--- Records shown ---

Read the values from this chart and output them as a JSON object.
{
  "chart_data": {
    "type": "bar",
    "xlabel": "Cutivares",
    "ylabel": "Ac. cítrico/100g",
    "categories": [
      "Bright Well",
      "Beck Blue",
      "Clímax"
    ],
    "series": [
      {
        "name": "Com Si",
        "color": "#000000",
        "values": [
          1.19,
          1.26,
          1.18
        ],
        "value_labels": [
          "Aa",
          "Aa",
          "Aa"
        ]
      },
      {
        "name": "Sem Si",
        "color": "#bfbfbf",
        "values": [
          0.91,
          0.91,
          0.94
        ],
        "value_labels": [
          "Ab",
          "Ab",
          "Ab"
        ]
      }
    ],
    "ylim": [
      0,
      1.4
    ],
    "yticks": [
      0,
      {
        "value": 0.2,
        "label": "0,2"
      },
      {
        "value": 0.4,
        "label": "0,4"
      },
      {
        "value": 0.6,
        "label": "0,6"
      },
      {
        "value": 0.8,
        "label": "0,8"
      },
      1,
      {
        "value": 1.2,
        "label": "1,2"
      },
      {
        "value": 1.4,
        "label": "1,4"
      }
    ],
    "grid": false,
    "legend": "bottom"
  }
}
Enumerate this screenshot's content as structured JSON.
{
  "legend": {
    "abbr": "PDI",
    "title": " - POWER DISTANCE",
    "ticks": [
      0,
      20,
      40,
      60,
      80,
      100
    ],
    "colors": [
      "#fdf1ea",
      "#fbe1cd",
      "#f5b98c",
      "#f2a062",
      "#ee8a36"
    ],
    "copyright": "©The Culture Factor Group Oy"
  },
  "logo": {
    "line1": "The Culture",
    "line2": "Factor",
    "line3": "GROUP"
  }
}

---

* _Aim of the exercise_:
Send back every record, precisely as written.

* _Task answer_:
Read the values from this chart and output them as a JSON object.
{
  "chart_data": {
    "type": "bar",
    "xlabel": "Cutivares",
    "ylabel": "Ac. cítrico/100g",
    "categories": [
      "Bright Well",
      "Beck Blue",
      "Clímax"
    ],
    "series": [
      {
        "name": "Com Si",
        "color": "#000000",
        "values": [
          1.19,
          1.26,
          1.18
        ],
        "value_labels": [
          "Aa",
          "Aa",
          "Aa"
        ]
      },
      {
        "name": "Sem Si",
        "color": "#bfbfbf",
        "values": [
          0.91,
          0.91,
          0.94
        ],
        "value_labels": [
          "Ab",
          "Ab",
          "Ab"
        ]
      }
    ],
    "ylim": [
      0,
      1.4
    ],
    "yticks": [
      0,
      {
        "value": 0.2,
        "label": "0,2"
      },
      {
        "value": 0.4,
        "label": "0,4"
      },
      {
        "value": 0.6,
        "label": "0,6"
      },
      {
        "value": 0.8,
        "label": "0,8"
      },
      1,
      {
        "value": 1.2,
        "label": "1,2"
      },
      {
        "value": 1.4,
        "label": "1,4"
      }
    ],
    "grid": false,
    "legend": "bottom"
  }
}
Enumerate this screenshot's content as structured JSON.
{
  "legend": {
    "abbr": "PDI",
    "title": " - POWER DISTANCE",
    "ticks": [
      0,
      20,
      40,
      60,
      80,
      100
    ],
    "colors": [
      "#fdf1ea",
      "#fbe1cd",
      "#f5b98c",
      "#f2a062",
      "#ee8a36"
    ],
    "copyright": "©The Culture Factor Group Oy"
  },
  "logo": {
    "line1": "The Culture",
    "line2": "Factor",
    "line3": "GROUP"
  }
}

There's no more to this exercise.